### WHAT YOU ARE ASKED TO DO
Make a tally of the lines in the records that include the string "討論聲量趨勢", and give only that number.

### ITEMS

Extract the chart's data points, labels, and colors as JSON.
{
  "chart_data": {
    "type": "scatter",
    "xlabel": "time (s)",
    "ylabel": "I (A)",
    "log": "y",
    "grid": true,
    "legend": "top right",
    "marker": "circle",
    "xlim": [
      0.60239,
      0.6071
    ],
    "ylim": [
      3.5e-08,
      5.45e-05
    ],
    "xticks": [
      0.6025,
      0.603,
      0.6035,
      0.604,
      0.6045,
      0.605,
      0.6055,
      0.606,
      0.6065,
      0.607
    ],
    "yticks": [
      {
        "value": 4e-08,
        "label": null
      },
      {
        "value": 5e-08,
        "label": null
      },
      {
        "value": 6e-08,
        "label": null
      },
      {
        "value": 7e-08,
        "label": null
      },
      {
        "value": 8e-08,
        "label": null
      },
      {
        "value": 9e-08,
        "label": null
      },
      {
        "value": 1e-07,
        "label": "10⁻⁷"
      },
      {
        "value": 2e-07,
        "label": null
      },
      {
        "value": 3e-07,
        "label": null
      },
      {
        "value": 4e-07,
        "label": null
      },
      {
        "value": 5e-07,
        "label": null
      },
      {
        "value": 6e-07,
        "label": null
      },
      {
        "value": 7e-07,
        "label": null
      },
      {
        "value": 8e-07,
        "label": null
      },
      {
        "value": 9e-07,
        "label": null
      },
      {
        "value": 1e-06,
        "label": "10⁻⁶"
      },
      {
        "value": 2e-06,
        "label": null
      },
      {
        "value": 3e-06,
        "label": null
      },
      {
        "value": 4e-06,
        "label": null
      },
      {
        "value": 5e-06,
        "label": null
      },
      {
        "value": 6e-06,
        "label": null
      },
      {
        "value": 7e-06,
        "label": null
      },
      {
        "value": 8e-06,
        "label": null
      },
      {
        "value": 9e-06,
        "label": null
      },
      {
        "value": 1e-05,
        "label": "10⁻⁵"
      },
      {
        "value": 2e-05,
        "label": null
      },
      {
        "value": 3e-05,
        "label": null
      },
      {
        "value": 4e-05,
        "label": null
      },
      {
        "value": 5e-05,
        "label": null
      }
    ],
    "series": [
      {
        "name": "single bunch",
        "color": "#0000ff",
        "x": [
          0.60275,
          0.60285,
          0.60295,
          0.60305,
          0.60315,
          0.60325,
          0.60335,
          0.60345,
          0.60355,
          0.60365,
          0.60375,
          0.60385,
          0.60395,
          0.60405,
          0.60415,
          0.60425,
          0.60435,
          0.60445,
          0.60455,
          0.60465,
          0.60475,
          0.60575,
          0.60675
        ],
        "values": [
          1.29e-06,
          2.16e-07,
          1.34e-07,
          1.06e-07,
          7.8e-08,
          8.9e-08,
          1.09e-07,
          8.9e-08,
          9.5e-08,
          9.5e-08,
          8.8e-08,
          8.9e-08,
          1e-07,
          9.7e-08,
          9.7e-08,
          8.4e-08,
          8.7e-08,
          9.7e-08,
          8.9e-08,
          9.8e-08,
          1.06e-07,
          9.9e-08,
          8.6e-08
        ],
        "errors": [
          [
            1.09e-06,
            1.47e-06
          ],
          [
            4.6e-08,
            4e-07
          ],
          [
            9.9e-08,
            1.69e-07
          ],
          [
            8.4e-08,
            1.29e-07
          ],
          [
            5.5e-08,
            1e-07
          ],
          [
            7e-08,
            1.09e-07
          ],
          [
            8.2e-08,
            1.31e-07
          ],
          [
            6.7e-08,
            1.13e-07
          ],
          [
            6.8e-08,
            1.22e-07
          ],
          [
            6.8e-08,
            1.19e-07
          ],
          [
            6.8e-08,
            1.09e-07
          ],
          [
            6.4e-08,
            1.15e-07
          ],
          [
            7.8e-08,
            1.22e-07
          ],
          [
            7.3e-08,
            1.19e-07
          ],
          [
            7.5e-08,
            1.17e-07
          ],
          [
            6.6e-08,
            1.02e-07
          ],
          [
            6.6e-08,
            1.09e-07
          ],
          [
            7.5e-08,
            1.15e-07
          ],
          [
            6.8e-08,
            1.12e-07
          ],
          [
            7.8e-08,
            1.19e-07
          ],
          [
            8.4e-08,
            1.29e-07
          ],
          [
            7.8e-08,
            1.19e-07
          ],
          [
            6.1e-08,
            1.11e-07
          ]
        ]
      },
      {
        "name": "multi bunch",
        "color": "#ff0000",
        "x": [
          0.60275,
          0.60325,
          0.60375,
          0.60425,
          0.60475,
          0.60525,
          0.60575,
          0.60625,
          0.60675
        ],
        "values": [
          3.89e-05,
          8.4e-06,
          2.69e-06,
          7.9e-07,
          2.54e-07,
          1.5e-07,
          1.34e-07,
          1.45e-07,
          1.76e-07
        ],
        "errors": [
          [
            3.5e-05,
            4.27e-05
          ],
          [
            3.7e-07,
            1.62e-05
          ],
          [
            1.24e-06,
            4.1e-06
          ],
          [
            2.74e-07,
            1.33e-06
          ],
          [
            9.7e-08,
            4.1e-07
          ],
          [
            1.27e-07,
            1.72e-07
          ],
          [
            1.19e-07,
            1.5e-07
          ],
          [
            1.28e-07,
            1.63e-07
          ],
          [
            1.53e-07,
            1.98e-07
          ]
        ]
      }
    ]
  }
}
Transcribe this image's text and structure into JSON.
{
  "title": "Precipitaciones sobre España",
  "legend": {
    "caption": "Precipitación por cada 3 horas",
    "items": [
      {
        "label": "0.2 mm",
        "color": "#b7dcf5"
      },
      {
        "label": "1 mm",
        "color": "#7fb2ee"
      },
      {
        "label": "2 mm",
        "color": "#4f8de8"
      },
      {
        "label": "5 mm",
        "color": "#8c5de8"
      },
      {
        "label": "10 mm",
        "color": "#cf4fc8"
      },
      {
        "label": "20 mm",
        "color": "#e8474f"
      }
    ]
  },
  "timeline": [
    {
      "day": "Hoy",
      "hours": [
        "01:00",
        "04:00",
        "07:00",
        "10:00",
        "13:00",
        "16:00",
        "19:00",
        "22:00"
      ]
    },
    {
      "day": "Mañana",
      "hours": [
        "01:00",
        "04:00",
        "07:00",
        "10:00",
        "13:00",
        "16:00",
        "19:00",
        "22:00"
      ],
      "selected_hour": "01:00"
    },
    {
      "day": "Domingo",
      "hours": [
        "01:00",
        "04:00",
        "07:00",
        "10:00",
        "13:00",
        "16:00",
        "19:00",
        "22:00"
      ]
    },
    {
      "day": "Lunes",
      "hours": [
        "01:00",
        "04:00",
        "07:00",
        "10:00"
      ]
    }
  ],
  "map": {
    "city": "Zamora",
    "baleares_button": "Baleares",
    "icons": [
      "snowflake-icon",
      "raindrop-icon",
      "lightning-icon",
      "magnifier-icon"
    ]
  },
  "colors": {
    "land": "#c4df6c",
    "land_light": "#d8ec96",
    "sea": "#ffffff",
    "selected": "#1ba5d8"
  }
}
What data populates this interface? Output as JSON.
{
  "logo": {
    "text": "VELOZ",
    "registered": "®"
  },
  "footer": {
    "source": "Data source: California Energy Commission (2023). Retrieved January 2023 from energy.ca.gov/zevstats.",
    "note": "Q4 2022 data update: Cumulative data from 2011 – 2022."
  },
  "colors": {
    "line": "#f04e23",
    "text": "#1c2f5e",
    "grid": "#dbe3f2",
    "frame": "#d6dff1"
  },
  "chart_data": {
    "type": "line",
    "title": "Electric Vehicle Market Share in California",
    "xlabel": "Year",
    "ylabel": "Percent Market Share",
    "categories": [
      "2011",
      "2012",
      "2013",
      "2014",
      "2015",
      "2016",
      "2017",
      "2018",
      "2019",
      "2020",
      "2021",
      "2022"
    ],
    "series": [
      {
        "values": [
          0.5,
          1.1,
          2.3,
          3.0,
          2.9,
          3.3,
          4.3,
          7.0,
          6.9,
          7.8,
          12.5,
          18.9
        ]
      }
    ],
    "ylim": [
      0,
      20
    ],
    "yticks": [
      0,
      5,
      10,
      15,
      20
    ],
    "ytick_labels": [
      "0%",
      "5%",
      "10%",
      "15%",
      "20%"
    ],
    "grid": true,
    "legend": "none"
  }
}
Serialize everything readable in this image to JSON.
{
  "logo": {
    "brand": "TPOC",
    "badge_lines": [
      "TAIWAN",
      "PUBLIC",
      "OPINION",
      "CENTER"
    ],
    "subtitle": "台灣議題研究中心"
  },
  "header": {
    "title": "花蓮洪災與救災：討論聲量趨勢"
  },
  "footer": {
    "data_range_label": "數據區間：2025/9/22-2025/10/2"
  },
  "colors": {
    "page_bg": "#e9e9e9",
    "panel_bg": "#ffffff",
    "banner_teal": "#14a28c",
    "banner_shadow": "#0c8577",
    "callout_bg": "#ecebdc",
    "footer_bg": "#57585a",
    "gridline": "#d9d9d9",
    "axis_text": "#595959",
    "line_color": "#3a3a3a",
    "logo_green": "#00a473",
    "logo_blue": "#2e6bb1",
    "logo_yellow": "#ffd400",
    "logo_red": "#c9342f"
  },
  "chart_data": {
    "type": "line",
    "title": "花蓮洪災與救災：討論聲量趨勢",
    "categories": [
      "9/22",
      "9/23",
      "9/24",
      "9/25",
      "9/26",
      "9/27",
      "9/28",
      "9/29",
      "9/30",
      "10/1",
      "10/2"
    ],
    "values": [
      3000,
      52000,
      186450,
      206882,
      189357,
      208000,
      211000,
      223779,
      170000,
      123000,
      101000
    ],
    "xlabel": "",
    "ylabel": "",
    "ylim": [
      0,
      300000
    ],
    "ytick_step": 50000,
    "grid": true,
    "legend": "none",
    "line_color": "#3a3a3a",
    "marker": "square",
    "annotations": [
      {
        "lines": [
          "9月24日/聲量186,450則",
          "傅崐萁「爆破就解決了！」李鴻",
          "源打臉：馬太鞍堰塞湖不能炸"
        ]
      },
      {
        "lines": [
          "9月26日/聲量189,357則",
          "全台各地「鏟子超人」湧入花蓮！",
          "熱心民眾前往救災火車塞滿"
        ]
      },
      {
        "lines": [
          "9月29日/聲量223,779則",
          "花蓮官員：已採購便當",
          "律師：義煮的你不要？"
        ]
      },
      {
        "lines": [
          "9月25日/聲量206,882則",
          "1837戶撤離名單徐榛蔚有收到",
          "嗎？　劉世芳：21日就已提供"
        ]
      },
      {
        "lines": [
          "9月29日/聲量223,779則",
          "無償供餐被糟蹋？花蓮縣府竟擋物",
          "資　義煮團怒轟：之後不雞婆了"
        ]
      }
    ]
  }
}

### RESPONSE TO THE EXERCISE
2